> Given records
>> Begin
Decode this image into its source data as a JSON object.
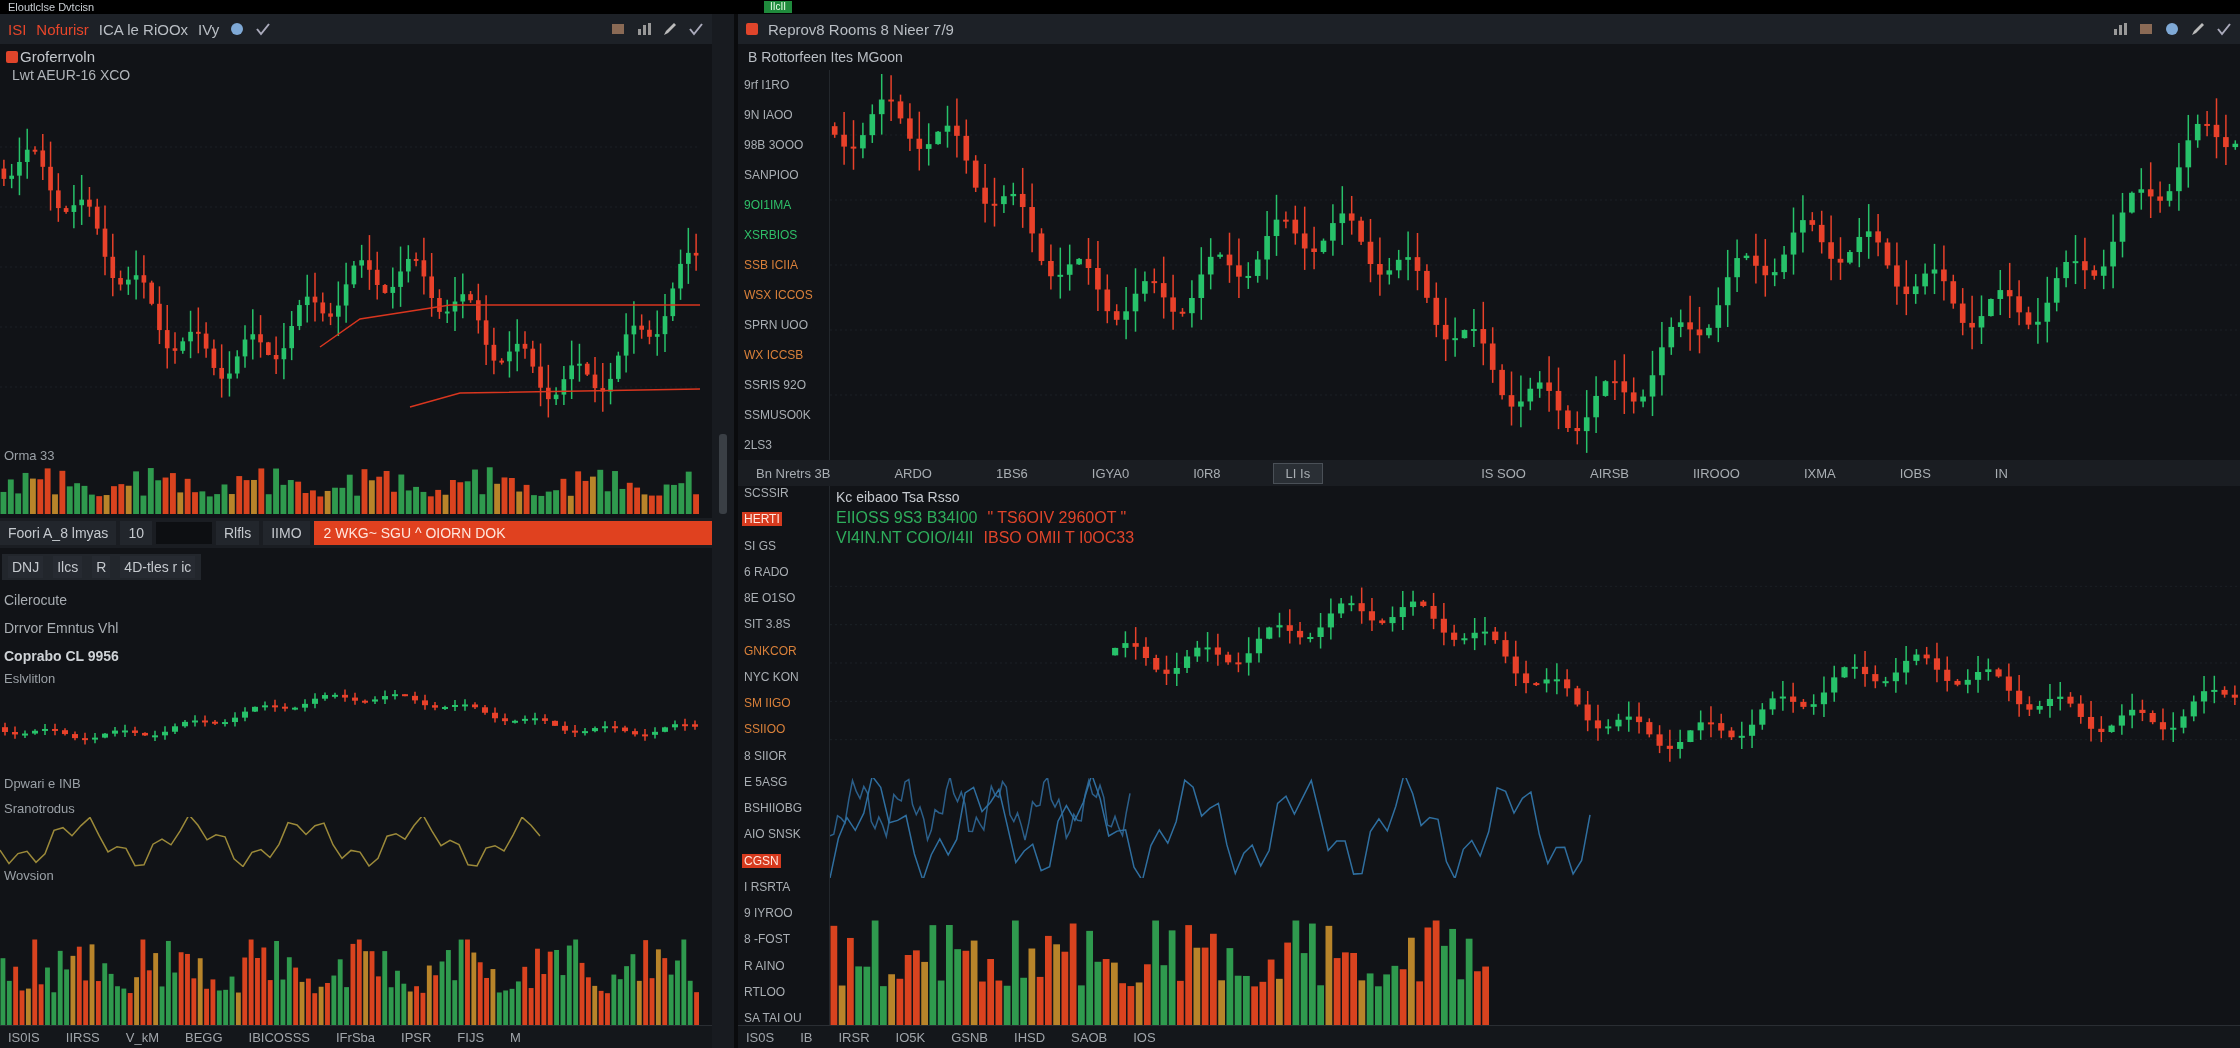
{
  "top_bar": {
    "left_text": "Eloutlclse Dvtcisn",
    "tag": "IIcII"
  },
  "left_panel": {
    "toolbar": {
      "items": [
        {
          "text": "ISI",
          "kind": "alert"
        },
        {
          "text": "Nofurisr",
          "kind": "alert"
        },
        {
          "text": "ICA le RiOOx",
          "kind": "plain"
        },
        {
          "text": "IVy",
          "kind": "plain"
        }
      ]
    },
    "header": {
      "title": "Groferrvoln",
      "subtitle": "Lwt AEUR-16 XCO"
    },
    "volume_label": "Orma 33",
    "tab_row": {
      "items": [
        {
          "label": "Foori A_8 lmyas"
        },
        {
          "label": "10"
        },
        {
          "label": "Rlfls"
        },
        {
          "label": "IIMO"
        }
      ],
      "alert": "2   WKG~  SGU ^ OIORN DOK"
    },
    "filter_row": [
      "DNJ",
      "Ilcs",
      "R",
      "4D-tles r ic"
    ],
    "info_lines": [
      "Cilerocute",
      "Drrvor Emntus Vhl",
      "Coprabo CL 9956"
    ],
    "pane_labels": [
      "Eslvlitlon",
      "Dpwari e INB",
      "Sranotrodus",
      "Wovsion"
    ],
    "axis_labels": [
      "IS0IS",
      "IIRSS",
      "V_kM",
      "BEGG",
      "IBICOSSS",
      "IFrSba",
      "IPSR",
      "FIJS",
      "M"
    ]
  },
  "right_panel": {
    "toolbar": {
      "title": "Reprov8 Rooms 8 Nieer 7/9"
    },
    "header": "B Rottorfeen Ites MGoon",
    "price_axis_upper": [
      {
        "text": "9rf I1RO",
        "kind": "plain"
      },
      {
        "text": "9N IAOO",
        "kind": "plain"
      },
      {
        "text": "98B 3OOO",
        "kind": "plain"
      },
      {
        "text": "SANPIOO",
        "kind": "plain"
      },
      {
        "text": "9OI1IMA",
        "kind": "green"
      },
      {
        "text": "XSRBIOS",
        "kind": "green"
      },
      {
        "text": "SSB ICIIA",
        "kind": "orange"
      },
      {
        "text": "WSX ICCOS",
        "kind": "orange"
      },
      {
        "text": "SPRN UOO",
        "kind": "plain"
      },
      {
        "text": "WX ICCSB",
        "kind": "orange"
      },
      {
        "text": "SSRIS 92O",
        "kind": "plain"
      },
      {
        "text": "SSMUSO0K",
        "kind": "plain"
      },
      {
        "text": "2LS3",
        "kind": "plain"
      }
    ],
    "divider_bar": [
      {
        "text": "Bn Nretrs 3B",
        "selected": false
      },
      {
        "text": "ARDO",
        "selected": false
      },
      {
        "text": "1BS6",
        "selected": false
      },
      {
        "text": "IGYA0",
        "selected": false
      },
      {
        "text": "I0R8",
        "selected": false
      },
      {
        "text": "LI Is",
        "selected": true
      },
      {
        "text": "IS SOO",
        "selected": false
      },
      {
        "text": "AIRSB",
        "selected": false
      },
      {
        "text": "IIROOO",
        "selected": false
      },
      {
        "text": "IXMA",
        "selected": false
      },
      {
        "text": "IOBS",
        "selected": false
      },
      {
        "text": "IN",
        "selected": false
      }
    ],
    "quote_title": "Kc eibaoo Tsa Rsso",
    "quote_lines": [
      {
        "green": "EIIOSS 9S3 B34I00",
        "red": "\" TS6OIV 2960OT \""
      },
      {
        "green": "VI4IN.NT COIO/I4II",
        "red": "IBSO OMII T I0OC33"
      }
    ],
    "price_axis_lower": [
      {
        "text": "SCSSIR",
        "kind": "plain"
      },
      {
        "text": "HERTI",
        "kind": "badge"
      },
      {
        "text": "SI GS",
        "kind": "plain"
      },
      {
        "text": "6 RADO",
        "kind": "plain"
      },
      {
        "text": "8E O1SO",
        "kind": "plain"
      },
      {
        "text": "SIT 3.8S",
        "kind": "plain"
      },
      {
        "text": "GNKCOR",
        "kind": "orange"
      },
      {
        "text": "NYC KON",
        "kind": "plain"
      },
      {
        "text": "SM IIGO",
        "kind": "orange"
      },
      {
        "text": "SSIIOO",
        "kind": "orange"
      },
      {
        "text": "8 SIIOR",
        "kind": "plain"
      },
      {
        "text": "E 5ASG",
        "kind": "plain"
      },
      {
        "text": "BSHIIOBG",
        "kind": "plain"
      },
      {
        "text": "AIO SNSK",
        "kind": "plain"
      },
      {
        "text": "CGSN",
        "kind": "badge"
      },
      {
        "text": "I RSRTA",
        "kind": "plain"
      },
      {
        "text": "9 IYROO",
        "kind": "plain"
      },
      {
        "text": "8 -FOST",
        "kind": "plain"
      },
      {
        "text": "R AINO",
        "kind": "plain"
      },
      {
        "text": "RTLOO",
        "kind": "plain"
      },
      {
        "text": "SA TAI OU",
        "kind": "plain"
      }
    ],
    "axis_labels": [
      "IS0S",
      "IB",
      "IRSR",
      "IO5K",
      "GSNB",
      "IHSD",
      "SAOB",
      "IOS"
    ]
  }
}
>> End
Pick out every line above that contains the word "green" and copy it.

> Right answer
        "kind": "green"
        "kind": "green"
        "green": "EIIOSS 9S3 B34I00",
        "green": "VI4IN.NT COIO/I4II",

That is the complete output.